§ **What you are asked to do**:
Identify all lines in the listing that include the word "this", and copy them out.

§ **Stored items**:

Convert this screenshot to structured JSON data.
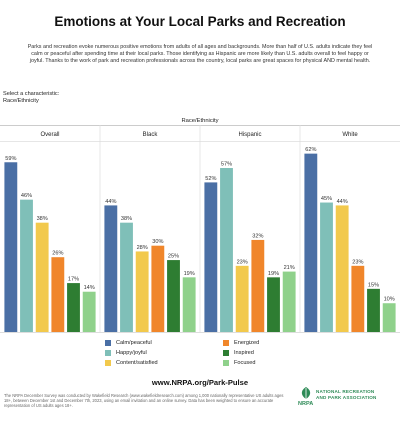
{
  "header": {
    "title": "Emotions at Your Local Parks and Recreation",
    "intro": "Parks and recreation evoke numerous positive emotions from adults of all ages and backgrounds. More than half of U.S. adults indicate they feel calm or peaceful after spending time at their local parks. Those identifying as Hispanic are more likely than U.S. adults overall to feel happy or joyful. Thanks to the work of park and recreation professionals across the country, local parks are great spaces for physical AND mental health."
  },
  "selector": {
    "label": "Select a characteristic:",
    "value": "Race/Ethnicity"
  },
  "colors": {
    "calm": "#4a6fa5",
    "happy": "#7fbfb8",
    "content": "#f2c94c",
    "energized": "#f0862a",
    "inspired": "#2e7d32",
    "focused": "#8fd18b",
    "grid": "#dddddd",
    "label": "#333333"
  },
  "chart_data": {
    "type": "bar",
    "facet_label": "Race/Ethnicity",
    "facets": [
      "Overall",
      "Black",
      "Hispanic",
      "White"
    ],
    "series": [
      {
        "name": "Calm/peaceful",
        "key": "calm",
        "values": [
          59,
          44,
          52,
          62
        ]
      },
      {
        "name": "Happy/joyful",
        "key": "happy",
        "values": [
          46,
          38,
          57,
          45
        ]
      },
      {
        "name": "Content/satisfied",
        "key": "content",
        "values": [
          38,
          28,
          23,
          44
        ]
      },
      {
        "name": "Energized",
        "key": "energized",
        "values": [
          26,
          30,
          32,
          23
        ]
      },
      {
        "name": "Inspired",
        "key": "inspired",
        "values": [
          17,
          25,
          19,
          15
        ]
      },
      {
        "name": "Focused",
        "key": "focused",
        "values": [
          14,
          19,
          21,
          10
        ]
      }
    ],
    "ylim": [
      0,
      65
    ],
    "value_suffix": "%",
    "legend": "bottom"
  },
  "footer": {
    "url": "www.NRPA.org/Park-Pulse",
    "note": "The NRPA December Survey was conducted by Wakefield Research (www.wakefieldresearch.com) among 1,000 nationally representative US adults ages 18+, between December 1st and December 7th, 2023, using an email invitation and an online survey. Data has been weighted to ensure an accurate representation of US adults ages 18+.",
    "logo_text_line1": "NATIONAL RECREATION",
    "logo_text_line2": "AND PARK ASSOCIATION",
    "logo_abbr": "NRPA"
  }
}
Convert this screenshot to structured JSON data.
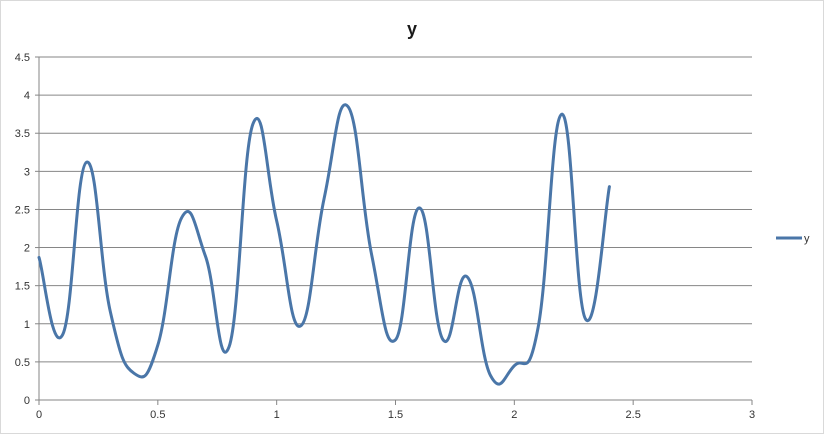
{
  "chart_data": {
    "type": "line",
    "title": "y",
    "xlabel": "",
    "ylabel": "",
    "xlim": [
      0,
      3
    ],
    "ylim": [
      0,
      4.5
    ],
    "x_ticks": [
      "0",
      "0.5",
      "1",
      "1.5",
      "2",
      "2.5",
      "3"
    ],
    "y_ticks": [
      "0",
      "0.5",
      "1",
      "1.5",
      "2",
      "2.5",
      "3",
      "3.5",
      "4",
      "4.5"
    ],
    "grid": "horizontal",
    "legend_position": "right",
    "series": [
      {
        "name": "y",
        "color": "#4a76a8",
        "x": [
          0,
          0.1,
          0.2,
          0.3,
          0.4,
          0.5,
          0.6,
          0.7,
          0.8,
          0.9,
          1.0,
          1.1,
          1.2,
          1.3,
          1.4,
          1.5,
          1.6,
          1.7,
          1.8,
          1.9,
          2.0,
          2.1,
          2.2,
          2.3,
          2.4
        ],
        "values": [
          1.87,
          0.86,
          3.12,
          1.16,
          0.35,
          0.72,
          2.39,
          1.89,
          0.7,
          3.62,
          2.35,
          0.97,
          2.65,
          3.85,
          1.9,
          0.79,
          2.52,
          0.79,
          1.62,
          0.32,
          0.45,
          0.95,
          3.75,
          1.06,
          2.8
        ]
      }
    ]
  }
}
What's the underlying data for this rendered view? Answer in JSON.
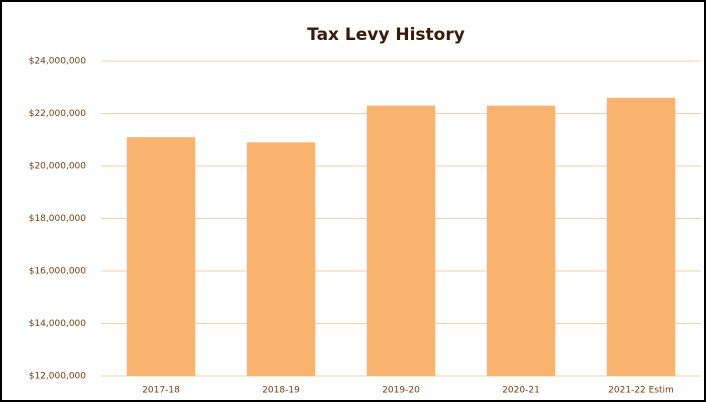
{
  "chart_data": {
    "type": "bar",
    "title": "Tax Levy History",
    "categories": [
      "2017-18",
      "2018-19",
      "2019-20",
      "2020-21",
      "2021-22 Estim"
    ],
    "values": [
      21100000,
      20900000,
      22300000,
      22300000,
      22600000
    ],
    "color": "#f9b36e",
    "ylim": [
      12000000,
      24000000
    ],
    "yticks": [
      {
        "value": 12000000,
        "label": "$12,000,000"
      },
      {
        "value": 14000000,
        "label": "$14,000,000"
      },
      {
        "value": 16000000,
        "label": "$16,000,000"
      },
      {
        "value": 18000000,
        "label": "$18,000,000"
      },
      {
        "value": 20000000,
        "label": "$20,000,000"
      },
      {
        "value": 22000000,
        "label": "$22,000,000"
      },
      {
        "value": 24000000,
        "label": "$24,000,000"
      }
    ],
    "grid": true
  }
}
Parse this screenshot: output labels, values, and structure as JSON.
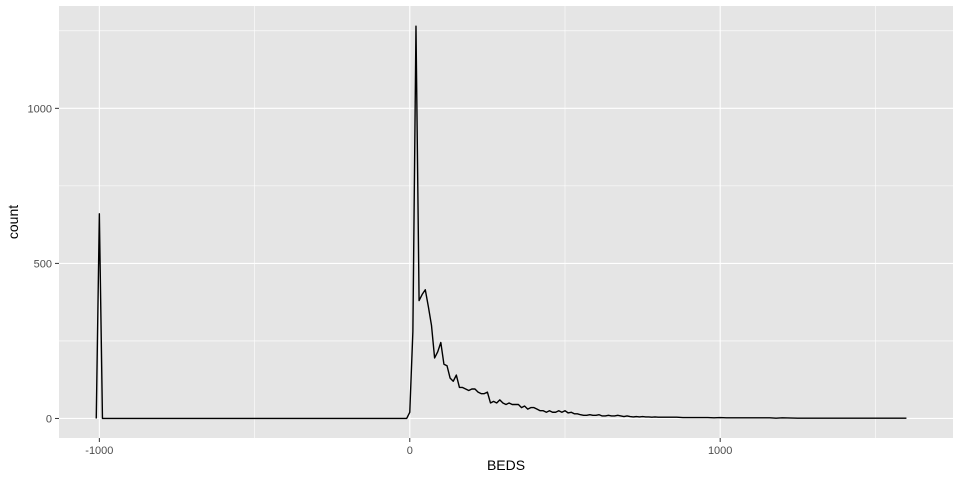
{
  "chart_data": {
    "type": "line",
    "xlabel": "BEDS",
    "ylabel": "count",
    "xlim": [
      -1130,
      1750
    ],
    "ylim": [
      -63,
      1330
    ],
    "x_ticks": [
      -1000,
      0,
      1000
    ],
    "x_tick_labels": [
      "-1000",
      "0",
      "1000"
    ],
    "x_minor_ticks": [
      -500,
      500,
      1500
    ],
    "y_ticks": [
      0,
      500,
      1000
    ],
    "y_tick_labels": [
      "0",
      "500",
      "1000"
    ],
    "y_minor_ticks": [
      250,
      750,
      1250
    ],
    "grid": true,
    "colors": {
      "panel": "#e5e5e5",
      "grid": "#ffffff",
      "line": "#000000",
      "tick_text": "#4d4d4d",
      "tick_mark": "#333333"
    },
    "series": [
      {
        "x": [
          -1010,
          -1000,
          -990,
          -980,
          -10,
          0,
          10,
          20,
          30,
          40,
          50,
          60,
          70,
          80,
          90,
          100,
          110,
          120,
          130,
          140,
          150,
          160,
          170,
          180,
          190,
          200,
          210,
          220,
          230,
          240,
          250,
          260,
          270,
          280,
          290,
          300,
          310,
          320,
          330,
          340,
          350,
          360,
          370,
          380,
          390,
          400,
          410,
          420,
          430,
          440,
          450,
          460,
          470,
          480,
          490,
          500,
          510,
          520,
          530,
          540,
          550,
          560,
          570,
          580,
          590,
          600,
          610,
          620,
          630,
          640,
          650,
          660,
          670,
          680,
          690,
          700,
          710,
          720,
          730,
          740,
          750,
          760,
          770,
          780,
          790,
          800,
          820,
          840,
          860,
          880,
          900,
          920,
          940,
          960,
          980,
          1000,
          1020,
          1040,
          1060,
          1080,
          1100,
          1120,
          1140,
          1160,
          1180,
          1200,
          1250,
          1300,
          1350,
          1400,
          1450,
          1500,
          1550,
          1600
        ],
        "y": [
          0,
          660,
          0,
          0,
          0,
          20,
          280,
          1265,
          380,
          400,
          415,
          360,
          300,
          195,
          215,
          245,
          175,
          170,
          130,
          120,
          140,
          100,
          100,
          95,
          90,
          95,
          95,
          85,
          80,
          80,
          85,
          50,
          55,
          50,
          60,
          50,
          45,
          50,
          45,
          45,
          45,
          35,
          40,
          30,
          35,
          35,
          30,
          25,
          25,
          20,
          25,
          20,
          20,
          25,
          20,
          25,
          18,
          20,
          15,
          15,
          12,
          10,
          10,
          12,
          10,
          10,
          12,
          8,
          8,
          10,
          8,
          8,
          10,
          8,
          6,
          8,
          6,
          5,
          6,
          5,
          6,
          5,
          5,
          4,
          5,
          4,
          4,
          4,
          4,
          3,
          3,
          3,
          3,
          3,
          2,
          3,
          2,
          2,
          2,
          2,
          2,
          2,
          2,
          2,
          1,
          2,
          1,
          1,
          1,
          1,
          1,
          1,
          1,
          1
        ]
      }
    ]
  }
}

§ **Exercise output**:
Convert this screenshot to structured JSON data.
Convert this screenshot to structured JSON data.
What's the underlying data for this rendered view? Answer in JSON.
Parse this screenshot: output labels, values, and structure as JSON.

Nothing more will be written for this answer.